RECORDS PROVIDED:

● ● ● ● ●

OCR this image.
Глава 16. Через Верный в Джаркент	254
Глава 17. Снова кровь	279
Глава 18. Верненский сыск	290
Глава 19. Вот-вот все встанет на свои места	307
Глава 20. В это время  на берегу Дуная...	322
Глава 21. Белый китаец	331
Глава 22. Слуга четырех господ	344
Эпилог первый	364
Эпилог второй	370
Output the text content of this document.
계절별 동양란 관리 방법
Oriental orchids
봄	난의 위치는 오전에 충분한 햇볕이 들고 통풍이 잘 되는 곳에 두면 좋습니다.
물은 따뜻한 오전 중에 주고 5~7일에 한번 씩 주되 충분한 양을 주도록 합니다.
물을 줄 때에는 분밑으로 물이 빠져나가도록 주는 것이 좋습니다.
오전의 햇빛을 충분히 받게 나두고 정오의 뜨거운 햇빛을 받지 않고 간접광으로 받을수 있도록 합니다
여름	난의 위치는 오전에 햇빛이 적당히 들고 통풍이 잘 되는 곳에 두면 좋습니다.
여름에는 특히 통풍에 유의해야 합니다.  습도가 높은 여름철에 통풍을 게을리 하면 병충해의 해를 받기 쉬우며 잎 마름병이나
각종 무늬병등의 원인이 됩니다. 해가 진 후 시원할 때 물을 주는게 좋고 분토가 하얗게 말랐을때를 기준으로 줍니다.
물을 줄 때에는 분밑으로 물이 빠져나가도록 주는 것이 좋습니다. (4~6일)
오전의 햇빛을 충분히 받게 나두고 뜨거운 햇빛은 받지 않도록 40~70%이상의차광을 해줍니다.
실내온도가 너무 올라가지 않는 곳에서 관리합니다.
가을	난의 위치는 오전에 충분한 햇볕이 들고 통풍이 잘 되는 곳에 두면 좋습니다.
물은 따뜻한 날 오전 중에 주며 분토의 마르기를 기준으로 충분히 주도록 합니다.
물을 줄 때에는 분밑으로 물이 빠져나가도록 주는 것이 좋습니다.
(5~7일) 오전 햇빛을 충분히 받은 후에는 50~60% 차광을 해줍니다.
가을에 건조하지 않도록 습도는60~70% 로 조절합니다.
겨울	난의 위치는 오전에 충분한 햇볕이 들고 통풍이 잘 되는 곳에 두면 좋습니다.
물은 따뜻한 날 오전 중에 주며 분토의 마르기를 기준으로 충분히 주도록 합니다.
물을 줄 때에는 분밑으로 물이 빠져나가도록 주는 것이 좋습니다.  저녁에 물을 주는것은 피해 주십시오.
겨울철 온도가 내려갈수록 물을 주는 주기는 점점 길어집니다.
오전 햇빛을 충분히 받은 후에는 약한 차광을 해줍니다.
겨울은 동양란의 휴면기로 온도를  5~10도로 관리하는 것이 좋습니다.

● ● ● ● ●

Write out every line exactly as it stands.

OCR this image.
Глава 16. Через Верный в Джаркент	254
Глава 17. Снова кровь	279
Глава 18. Верненский сыск	290
Глава 19. Вот-вот все встанет на свои места	307
Глава 20. В это время  на берегу Дуная...	322
Глава 21. Белый китаец	331
Глава 22. Слуга четырех господ	344
Эпилог первый	364
Эпилог второй	370
Output the text content of this document.
계절별 동양란 관리 방법
Oriental orchids
봄	난의 위치는 오전에 충분한 햇볕이 들고 통풍이 잘 되는 곳에 두면 좋습니다.
물은 따뜻한 오전 중에 주고 5~7일에 한번 씩 주되 충분한 양을 주도록 합니다.
물을 줄 때에는 분밑으로 물이 빠져나가도록 주는 것이 좋습니다.
오전의 햇빛을 충분히 받게 나두고 정오의 뜨거운 햇빛을 받지 않고 간접광으로 받을수 있도록 합니다
여름	난의 위치는 오전에 햇빛이 적당히 들고 통풍이 잘 되는 곳에 두면 좋습니다.
여름에는 특히 통풍에 유의해야 합니다.  습도가 높은 여름철에 통풍을 게을리 하면 병충해의 해를 받기 쉬우며 잎 마름병이나
각종 무늬병등의 원인이 됩니다. 해가 진 후 시원할 때 물을 주는게 좋고 분토가 하얗게 말랐을때를 기준으로 줍니다.
물을 줄 때에는 분밑으로 물이 빠져나가도록 주는 것이 좋습니다. (4~6일)
오전의 햇빛을 충분히 받게 나두고 뜨거운 햇빛은 받지 않도록 40~70%이상의차광을 해줍니다.
실내온도가 너무 올라가지 않는 곳에서 관리합니다.
가을	난의 위치는 오전에 충분한 햇볕이 들고 통풍이 잘 되는 곳에 두면 좋습니다.
물은 따뜻한 날 오전 중에 주며 분토의 마르기를 기준으로 충분히 주도록 합니다.
물을 줄 때에는 분밑으로 물이 빠져나가도록 주는 것이 좋습니다.
(5~7일) 오전 햇빛을 충분히 받은 후에는 50~60% 차광을 해줍니다.
가을에 건조하지 않도록 습도는60~70% 로 조절합니다.
겨울	난의 위치는 오전에 충분한 햇볕이 들고 통풍이 잘 되는 곳에 두면 좋습니다.
물은 따뜻한 날 오전 중에 주며 분토의 마르기를 기준으로 충분히 주도록 합니다.
물을 줄 때에는 분밑으로 물이 빠져나가도록 주는 것이 좋습니다.  저녁에 물을 주는것은 피해 주십시오.
겨울철 온도가 내려갈수록 물을 주는 주기는 점점 길어집니다.
오전 햇빛을 충분히 받은 후에는 약한 차광을 해줍니다.
겨울은 동양란의 휴면기로 온도를  5~10도로 관리하는 것이 좋습니다.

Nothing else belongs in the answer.